[Figure record extracts]
───

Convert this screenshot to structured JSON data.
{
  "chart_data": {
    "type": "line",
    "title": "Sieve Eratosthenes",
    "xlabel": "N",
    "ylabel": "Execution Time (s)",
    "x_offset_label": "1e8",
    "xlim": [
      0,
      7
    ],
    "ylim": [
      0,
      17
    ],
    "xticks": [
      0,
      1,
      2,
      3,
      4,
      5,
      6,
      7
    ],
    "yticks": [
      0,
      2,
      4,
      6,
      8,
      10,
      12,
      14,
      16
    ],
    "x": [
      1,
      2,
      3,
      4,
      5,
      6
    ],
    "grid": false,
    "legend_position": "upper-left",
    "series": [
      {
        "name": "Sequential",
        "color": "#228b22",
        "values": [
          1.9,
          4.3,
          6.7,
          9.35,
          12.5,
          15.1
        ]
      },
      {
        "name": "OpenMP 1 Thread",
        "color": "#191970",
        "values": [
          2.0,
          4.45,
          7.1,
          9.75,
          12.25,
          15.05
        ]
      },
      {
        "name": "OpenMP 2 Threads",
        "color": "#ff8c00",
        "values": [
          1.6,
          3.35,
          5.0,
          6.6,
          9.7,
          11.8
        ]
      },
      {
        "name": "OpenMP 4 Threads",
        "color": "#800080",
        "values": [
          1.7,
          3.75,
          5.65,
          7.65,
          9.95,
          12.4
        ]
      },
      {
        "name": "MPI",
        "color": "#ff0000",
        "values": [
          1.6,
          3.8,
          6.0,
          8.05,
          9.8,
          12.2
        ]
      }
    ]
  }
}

───

**Stated goal:** Transcribe all of the entries without altering anything.

**Task solution:**
Convert this screenshot to structured JSON data.
{
  "chart_data": {
    "type": "line",
    "title": "Sieve Eratosthenes",
    "xlabel": "N",
    "ylabel": "Execution Time (s)",
    "x_offset_label": "1e8",
    "xlim": [
      0,
      7
    ],
    "ylim": [
      0,
      17
    ],
    "xticks": [
      0,
      1,
      2,
      3,
      4,
      5,
      6,
      7
    ],
    "yticks": [
      0,
      2,
      4,
      6,
      8,
      10,
      12,
      14,
      16
    ],
    "x": [
      1,
      2,
      3,
      4,
      5,
      6
    ],
    "grid": false,
    "legend_position": "upper-left",
    "series": [
      {
        "name": "Sequential",
        "color": "#228b22",
        "values": [
          1.9,
          4.3,
          6.7,
          9.35,
          12.5,
          15.1
        ]
      },
      {
        "name": "OpenMP 1 Thread",
        "color": "#191970",
        "values": [
          2.0,
          4.45,
          7.1,
          9.75,
          12.25,
          15.05
        ]
      },
      {
        "name": "OpenMP 2 Threads",
        "color": "#ff8c00",
        "values": [
          1.6,
          3.35,
          5.0,
          6.6,
          9.7,
          11.8
        ]
      },
      {
        "name": "OpenMP 4 Threads",
        "color": "#800080",
        "values": [
          1.7,
          3.75,
          5.65,
          7.65,
          9.95,
          12.4
        ]
      },
      {
        "name": "MPI",
        "color": "#ff0000",
        "values": [
          1.6,
          3.8,
          6.0,
          8.05,
          9.8,
          12.2
        ]
      }
    ]
  }
}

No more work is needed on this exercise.